● **OBJECTIVE**:
Take every line that has the string "document" and copy it out.

● **MATERIAL FOR THE TASK**:
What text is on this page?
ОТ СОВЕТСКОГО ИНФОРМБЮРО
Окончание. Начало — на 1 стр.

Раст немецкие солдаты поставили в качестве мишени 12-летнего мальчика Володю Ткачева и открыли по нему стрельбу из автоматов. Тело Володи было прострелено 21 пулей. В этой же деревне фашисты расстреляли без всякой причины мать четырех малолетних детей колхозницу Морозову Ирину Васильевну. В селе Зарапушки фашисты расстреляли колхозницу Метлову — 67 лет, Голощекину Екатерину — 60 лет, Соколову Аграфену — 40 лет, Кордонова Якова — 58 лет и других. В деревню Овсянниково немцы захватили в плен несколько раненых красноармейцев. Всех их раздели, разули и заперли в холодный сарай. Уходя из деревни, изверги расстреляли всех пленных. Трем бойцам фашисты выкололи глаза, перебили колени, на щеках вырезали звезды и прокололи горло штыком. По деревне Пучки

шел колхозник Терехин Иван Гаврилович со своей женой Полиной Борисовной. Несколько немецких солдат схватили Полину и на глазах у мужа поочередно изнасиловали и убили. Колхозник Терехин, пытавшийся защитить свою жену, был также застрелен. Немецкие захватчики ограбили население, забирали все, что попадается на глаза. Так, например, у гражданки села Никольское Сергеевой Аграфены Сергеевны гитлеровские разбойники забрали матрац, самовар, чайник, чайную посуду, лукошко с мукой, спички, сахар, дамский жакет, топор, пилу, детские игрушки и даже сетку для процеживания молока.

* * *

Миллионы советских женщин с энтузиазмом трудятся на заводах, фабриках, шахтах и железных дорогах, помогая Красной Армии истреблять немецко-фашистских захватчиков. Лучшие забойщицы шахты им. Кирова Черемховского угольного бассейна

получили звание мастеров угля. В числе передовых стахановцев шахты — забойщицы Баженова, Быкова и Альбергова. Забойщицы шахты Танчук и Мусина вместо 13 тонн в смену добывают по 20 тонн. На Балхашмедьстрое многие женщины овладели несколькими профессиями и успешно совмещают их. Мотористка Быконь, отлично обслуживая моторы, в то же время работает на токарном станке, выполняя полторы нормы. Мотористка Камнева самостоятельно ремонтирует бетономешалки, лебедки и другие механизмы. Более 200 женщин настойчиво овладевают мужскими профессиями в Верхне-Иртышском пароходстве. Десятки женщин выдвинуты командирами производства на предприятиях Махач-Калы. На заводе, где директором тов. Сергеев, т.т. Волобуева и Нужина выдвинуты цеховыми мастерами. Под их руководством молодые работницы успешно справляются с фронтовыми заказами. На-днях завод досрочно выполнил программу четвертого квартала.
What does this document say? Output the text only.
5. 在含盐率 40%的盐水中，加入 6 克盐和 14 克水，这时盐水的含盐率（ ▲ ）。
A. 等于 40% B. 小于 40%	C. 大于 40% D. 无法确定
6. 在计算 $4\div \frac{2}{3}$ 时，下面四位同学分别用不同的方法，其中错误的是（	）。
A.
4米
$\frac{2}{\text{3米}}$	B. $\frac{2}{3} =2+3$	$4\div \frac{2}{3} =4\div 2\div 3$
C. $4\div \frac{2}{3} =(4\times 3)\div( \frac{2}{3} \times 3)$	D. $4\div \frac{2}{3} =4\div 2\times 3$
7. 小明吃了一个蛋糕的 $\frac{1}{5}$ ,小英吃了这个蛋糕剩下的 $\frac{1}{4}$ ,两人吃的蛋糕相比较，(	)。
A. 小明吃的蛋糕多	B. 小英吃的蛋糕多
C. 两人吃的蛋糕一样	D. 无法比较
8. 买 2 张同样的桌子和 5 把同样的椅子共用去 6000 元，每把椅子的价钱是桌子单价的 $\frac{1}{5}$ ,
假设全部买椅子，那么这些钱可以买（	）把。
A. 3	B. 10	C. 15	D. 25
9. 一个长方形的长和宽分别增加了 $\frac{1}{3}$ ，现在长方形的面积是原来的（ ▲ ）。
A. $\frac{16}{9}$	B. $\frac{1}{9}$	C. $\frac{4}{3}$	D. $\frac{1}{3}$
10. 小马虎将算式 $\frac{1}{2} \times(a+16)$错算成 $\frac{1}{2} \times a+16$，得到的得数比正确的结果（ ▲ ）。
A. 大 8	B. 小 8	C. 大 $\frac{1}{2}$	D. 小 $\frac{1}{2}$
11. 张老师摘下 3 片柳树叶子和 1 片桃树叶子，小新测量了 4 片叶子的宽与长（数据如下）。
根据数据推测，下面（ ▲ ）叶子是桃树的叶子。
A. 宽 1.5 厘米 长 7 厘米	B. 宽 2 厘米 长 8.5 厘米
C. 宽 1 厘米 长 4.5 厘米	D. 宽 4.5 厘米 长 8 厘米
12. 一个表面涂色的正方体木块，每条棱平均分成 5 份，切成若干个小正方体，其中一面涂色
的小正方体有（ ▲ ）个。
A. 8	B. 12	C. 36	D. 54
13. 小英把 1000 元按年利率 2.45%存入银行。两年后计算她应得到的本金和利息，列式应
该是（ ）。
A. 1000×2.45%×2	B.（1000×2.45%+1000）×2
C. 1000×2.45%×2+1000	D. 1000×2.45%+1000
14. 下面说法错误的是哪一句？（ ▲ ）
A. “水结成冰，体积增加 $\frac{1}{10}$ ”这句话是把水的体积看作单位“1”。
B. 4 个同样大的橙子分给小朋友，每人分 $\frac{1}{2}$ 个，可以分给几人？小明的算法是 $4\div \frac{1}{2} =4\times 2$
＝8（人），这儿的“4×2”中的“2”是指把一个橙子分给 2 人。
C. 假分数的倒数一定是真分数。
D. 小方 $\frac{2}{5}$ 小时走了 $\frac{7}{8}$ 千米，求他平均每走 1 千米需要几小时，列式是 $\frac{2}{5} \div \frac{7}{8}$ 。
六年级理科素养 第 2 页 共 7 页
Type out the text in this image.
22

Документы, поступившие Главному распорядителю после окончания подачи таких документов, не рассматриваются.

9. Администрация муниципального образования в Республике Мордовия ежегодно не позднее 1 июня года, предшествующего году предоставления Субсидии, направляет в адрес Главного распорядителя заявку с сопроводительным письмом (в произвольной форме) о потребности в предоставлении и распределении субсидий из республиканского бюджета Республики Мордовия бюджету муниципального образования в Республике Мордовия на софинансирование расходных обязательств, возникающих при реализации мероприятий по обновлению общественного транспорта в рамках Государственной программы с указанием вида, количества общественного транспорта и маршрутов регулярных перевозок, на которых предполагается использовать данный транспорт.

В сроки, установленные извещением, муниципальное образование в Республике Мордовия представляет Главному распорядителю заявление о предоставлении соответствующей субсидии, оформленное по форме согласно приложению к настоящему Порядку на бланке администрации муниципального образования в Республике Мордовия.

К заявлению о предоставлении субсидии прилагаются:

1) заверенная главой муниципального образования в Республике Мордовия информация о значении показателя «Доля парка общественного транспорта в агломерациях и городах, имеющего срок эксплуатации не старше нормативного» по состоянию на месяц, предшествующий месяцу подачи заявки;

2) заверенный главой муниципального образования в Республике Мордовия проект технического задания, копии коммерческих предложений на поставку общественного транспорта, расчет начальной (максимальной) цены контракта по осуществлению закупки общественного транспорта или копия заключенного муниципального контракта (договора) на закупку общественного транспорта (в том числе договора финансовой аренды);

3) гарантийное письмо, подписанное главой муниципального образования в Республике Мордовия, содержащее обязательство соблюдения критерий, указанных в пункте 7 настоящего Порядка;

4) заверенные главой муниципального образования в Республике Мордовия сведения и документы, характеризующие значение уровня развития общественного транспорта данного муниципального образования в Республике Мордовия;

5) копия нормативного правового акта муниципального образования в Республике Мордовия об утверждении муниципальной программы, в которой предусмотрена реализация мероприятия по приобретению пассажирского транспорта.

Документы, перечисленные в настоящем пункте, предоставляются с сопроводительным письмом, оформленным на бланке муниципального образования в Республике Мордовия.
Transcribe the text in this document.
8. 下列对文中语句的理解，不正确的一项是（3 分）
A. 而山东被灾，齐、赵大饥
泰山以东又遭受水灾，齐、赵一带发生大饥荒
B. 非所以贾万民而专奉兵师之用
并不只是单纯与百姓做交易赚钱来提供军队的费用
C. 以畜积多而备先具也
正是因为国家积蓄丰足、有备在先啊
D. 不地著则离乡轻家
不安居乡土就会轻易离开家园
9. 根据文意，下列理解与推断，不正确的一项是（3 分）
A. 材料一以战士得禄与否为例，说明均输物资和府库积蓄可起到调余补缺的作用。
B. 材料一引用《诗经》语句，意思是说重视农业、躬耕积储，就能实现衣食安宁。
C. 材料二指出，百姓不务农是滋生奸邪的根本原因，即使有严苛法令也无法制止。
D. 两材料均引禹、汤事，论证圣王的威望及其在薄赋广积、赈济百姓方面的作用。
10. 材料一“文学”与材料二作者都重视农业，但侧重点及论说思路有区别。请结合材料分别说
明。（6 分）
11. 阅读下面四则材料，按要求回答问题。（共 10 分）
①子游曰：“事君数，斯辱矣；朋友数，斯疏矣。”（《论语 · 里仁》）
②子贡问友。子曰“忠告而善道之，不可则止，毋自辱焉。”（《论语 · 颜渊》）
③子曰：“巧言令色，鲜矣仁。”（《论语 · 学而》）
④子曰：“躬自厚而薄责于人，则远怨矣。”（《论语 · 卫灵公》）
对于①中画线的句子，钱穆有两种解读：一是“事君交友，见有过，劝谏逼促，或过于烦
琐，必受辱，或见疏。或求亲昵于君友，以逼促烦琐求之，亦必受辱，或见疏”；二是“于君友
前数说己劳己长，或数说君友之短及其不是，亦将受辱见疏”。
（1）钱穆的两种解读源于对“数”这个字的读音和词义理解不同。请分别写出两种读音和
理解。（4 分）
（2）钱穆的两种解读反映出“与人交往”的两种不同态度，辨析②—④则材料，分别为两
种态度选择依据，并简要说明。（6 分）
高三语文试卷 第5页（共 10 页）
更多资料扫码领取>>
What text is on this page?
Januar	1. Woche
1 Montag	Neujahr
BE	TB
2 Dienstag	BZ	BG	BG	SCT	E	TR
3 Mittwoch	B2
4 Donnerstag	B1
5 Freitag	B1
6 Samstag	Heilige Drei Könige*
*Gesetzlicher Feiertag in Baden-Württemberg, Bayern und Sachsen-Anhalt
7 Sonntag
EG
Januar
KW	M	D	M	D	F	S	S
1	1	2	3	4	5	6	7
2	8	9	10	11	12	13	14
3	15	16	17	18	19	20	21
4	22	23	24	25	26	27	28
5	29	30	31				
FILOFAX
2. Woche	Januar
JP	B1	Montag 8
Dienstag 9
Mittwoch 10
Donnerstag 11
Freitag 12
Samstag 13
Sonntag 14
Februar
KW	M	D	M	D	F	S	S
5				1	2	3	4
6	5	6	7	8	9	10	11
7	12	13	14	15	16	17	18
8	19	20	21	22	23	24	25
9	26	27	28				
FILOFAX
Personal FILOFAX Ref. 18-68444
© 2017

● **ANSWER BELOW**:
What does this document say? Output the text only.
Transcribe the text in this document.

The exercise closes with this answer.